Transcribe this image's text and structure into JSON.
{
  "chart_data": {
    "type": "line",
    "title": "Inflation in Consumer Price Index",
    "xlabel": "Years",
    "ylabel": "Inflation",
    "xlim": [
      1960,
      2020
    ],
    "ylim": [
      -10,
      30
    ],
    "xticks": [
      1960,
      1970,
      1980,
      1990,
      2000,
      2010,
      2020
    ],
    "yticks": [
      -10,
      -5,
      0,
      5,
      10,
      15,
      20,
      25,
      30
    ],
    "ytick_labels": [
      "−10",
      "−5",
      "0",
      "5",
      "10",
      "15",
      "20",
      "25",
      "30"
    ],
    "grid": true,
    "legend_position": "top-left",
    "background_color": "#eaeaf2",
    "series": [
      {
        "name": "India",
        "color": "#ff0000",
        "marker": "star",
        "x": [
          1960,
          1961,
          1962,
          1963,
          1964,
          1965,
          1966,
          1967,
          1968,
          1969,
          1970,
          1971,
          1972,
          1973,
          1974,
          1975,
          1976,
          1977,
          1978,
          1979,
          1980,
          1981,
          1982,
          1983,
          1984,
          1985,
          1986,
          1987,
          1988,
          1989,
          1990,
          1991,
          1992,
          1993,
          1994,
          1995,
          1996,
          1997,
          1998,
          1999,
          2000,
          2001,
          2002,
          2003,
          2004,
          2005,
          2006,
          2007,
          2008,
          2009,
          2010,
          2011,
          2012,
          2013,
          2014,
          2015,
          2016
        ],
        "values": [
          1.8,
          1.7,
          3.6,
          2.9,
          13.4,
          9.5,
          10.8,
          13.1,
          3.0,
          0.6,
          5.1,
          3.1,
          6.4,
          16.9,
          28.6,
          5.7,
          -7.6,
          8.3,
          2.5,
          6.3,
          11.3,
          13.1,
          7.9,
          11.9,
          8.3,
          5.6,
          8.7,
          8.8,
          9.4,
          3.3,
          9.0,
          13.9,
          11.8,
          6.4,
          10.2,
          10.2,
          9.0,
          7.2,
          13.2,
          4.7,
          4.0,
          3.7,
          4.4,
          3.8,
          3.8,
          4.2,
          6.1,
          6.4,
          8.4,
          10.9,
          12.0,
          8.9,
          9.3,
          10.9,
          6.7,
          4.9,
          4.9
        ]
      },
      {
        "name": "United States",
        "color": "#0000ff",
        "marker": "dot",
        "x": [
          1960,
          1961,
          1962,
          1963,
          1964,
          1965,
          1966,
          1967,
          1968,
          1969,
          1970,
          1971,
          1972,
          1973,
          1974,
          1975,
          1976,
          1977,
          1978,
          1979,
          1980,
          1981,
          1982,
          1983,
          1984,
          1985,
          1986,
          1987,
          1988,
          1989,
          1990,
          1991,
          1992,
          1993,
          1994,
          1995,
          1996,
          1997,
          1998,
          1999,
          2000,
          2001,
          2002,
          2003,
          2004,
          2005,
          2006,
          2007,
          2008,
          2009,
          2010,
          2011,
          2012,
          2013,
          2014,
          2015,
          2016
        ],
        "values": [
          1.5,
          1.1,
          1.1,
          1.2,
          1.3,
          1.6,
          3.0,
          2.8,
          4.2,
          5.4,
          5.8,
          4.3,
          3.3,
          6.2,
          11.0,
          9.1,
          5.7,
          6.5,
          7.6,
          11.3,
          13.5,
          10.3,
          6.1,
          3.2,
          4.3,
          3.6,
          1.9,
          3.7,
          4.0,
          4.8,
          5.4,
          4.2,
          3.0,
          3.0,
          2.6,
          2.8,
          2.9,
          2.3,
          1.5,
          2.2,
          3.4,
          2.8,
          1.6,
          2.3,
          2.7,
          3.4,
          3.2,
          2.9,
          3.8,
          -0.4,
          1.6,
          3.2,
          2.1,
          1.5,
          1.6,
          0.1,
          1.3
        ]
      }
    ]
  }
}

## TASK DETAILS
Print the records above in full, exactly.

## ANSWER BELOW
Transcribe this image's text and structure into JSON.
{
  "chart_data": {
    "type": "line",
    "title": "Inflation in Consumer Price Index",
    "xlabel": "Years",
    "ylabel": "Inflation",
    "xlim": [
      1960,
      2020
    ],
    "ylim": [
      -10,
      30
    ],
    "xticks": [
      1960,
      1970,
      1980,
      1990,
      2000,
      2010,
      2020
    ],
    "yticks": [
      -10,
      -5,
      0,
      5,
      10,
      15,
      20,
      25,
      30
    ],
    "ytick_labels": [
      "−10",
      "−5",
      "0",
      "5",
      "10",
      "15",
      "20",
      "25",
      "30"
    ],
    "grid": true,
    "legend_position": "top-left",
    "background_color": "#eaeaf2",
    "series": [
      {
        "name": "India",
        "color": "#ff0000",
        "marker": "star",
        "x": [
          1960,
          1961,
          1962,
          1963,
          1964,
          1965,
          1966,
          1967,
          1968,
          1969,
          1970,
          1971,
          1972,
          1973,
          1974,
          1975,
          1976,
          1977,
          1978,
          1979,
          1980,
          1981,
          1982,
          1983,
          1984,
          1985,
          1986,
          1987,
          1988,
          1989,
          1990,
          1991,
          1992,
          1993,
          1994,
          1995,
          1996,
          1997,
          1998,
          1999,
          2000,
          2001,
          2002,
          2003,
          2004,
          2005,
          2006,
          2007,
          2008,
          2009,
          2010,
          2011,
          2012,
          2013,
          2014,
          2015,
          2016
        ],
        "values": [
          1.8,
          1.7,
          3.6,
          2.9,
          13.4,
          9.5,
          10.8,
          13.1,
          3.0,
          0.6,
          5.1,
          3.1,
          6.4,
          16.9,
          28.6,
          5.7,
          -7.6,
          8.3,
          2.5,
          6.3,
          11.3,
          13.1,
          7.9,
          11.9,
          8.3,
          5.6,
          8.7,
          8.8,
          9.4,
          3.3,
          9.0,
          13.9,
          11.8,
          6.4,
          10.2,
          10.2,
          9.0,
          7.2,
          13.2,
          4.7,
          4.0,
          3.7,
          4.4,
          3.8,
          3.8,
          4.2,
          6.1,
          6.4,
          8.4,
          10.9,
          12.0,
          8.9,
          9.3,
          10.9,
          6.7,
          4.9,
          4.9
        ]
      },
      {
        "name": "United States",
        "color": "#0000ff",
        "marker": "dot",
        "x": [
          1960,
          1961,
          1962,
          1963,
          1964,
          1965,
          1966,
          1967,
          1968,
          1969,
          1970,
          1971,
          1972,
          1973,
          1974,
          1975,
          1976,
          1977,
          1978,
          1979,
          1980,
          1981,
          1982,
          1983,
          1984,
          1985,
          1986,
          1987,
          1988,
          1989,
          1990,
          1991,
          1992,
          1993,
          1994,
          1995,
          1996,
          1997,
          1998,
          1999,
          2000,
          2001,
          2002,
          2003,
          2004,
          2005,
          2006,
          2007,
          2008,
          2009,
          2010,
          2011,
          2012,
          2013,
          2014,
          2015,
          2016
        ],
        "values": [
          1.5,
          1.1,
          1.1,
          1.2,
          1.3,
          1.6,
          3.0,
          2.8,
          4.2,
          5.4,
          5.8,
          4.3,
          3.3,
          6.2,
          11.0,
          9.1,
          5.7,
          6.5,
          7.6,
          11.3,
          13.5,
          10.3,
          6.1,
          3.2,
          4.3,
          3.6,
          1.9,
          3.7,
          4.0,
          4.8,
          5.4,
          4.2,
          3.0,
          3.0,
          2.6,
          2.8,
          2.9,
          2.3,
          1.5,
          2.2,
          3.4,
          2.8,
          1.6,
          2.3,
          2.7,
          3.4,
          3.2,
          2.9,
          3.8,
          -0.4,
          1.6,
          3.2,
          2.1,
          1.5,
          1.6,
          0.1,
          1.3
        ]
      }
    ]
  }
}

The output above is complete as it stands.